-- Start of The records --

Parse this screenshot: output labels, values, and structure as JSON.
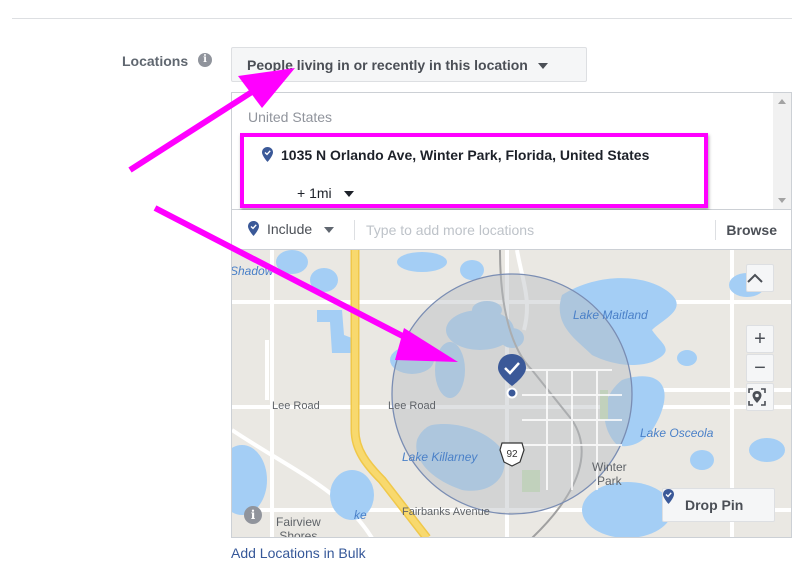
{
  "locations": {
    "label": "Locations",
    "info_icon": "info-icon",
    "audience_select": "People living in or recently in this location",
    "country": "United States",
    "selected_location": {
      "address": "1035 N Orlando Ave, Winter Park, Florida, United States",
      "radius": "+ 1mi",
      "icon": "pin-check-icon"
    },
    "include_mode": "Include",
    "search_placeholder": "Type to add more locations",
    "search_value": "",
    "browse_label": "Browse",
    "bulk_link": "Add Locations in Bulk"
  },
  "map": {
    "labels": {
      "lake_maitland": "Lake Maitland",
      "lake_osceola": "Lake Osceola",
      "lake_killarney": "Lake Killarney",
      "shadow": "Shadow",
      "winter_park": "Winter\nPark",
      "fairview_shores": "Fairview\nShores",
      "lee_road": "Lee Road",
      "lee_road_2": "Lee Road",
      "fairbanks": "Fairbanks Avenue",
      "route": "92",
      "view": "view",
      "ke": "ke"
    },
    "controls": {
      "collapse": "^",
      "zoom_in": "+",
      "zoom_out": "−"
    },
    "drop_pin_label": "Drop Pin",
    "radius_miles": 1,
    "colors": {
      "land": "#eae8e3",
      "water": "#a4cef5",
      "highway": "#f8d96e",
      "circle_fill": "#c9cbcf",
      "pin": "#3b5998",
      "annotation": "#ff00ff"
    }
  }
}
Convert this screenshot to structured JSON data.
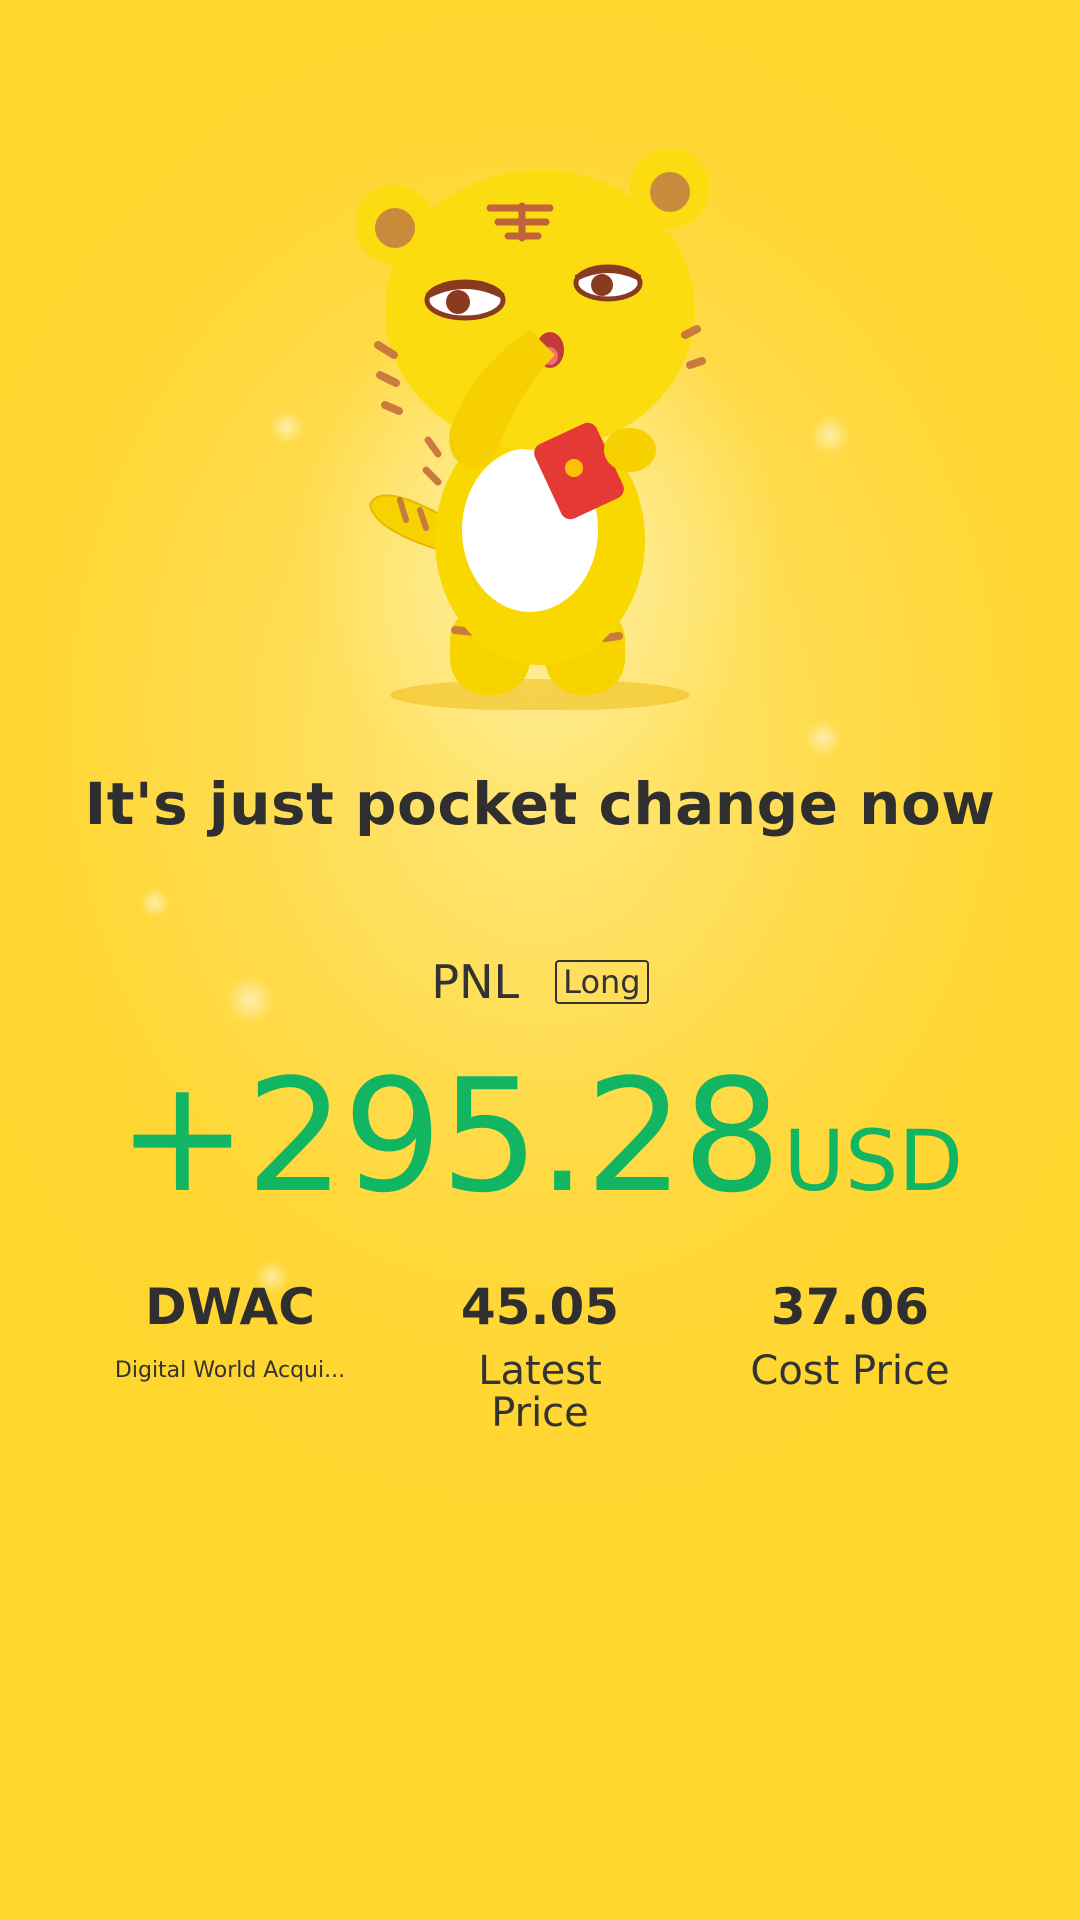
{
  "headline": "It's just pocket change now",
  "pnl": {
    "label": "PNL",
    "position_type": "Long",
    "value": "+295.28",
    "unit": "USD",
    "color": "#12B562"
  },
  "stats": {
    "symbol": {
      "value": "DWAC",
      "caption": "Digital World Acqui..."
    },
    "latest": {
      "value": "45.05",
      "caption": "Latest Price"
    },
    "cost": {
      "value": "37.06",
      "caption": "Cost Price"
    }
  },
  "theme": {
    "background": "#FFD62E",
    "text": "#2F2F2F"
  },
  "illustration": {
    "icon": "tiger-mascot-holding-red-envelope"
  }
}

-- End of The records --

▸ Short exercise:
Leave the pictures out, and please copy only the lines from the one with "Convert this screenshot" through the end of the listing.

▸ Result:
Convert this screenshot to structured JSON data.
{
  "headline": "It's just pocket change now",
  "pnl": {
    "label": "PNL",
    "position_type": "Long",
    "value": "+295.28",
    "unit": "USD",
    "color": "#12B562"
  },
  "stats": {
    "symbol": {
      "value": "DWAC",
      "caption": "Digital World Acqui..."
    },
    "latest": {
      "value": "45.05",
      "caption": "Latest Price"
    },
    "cost": {
      "value": "37.06",
      "caption": "Cost Price"
    }
  },
  "theme": {
    "background": "#FFD62E",
    "text": "#2F2F2F"
  },
  "illustration": {
    "icon": "tiger-mascot-holding-red-envelope"
  }
}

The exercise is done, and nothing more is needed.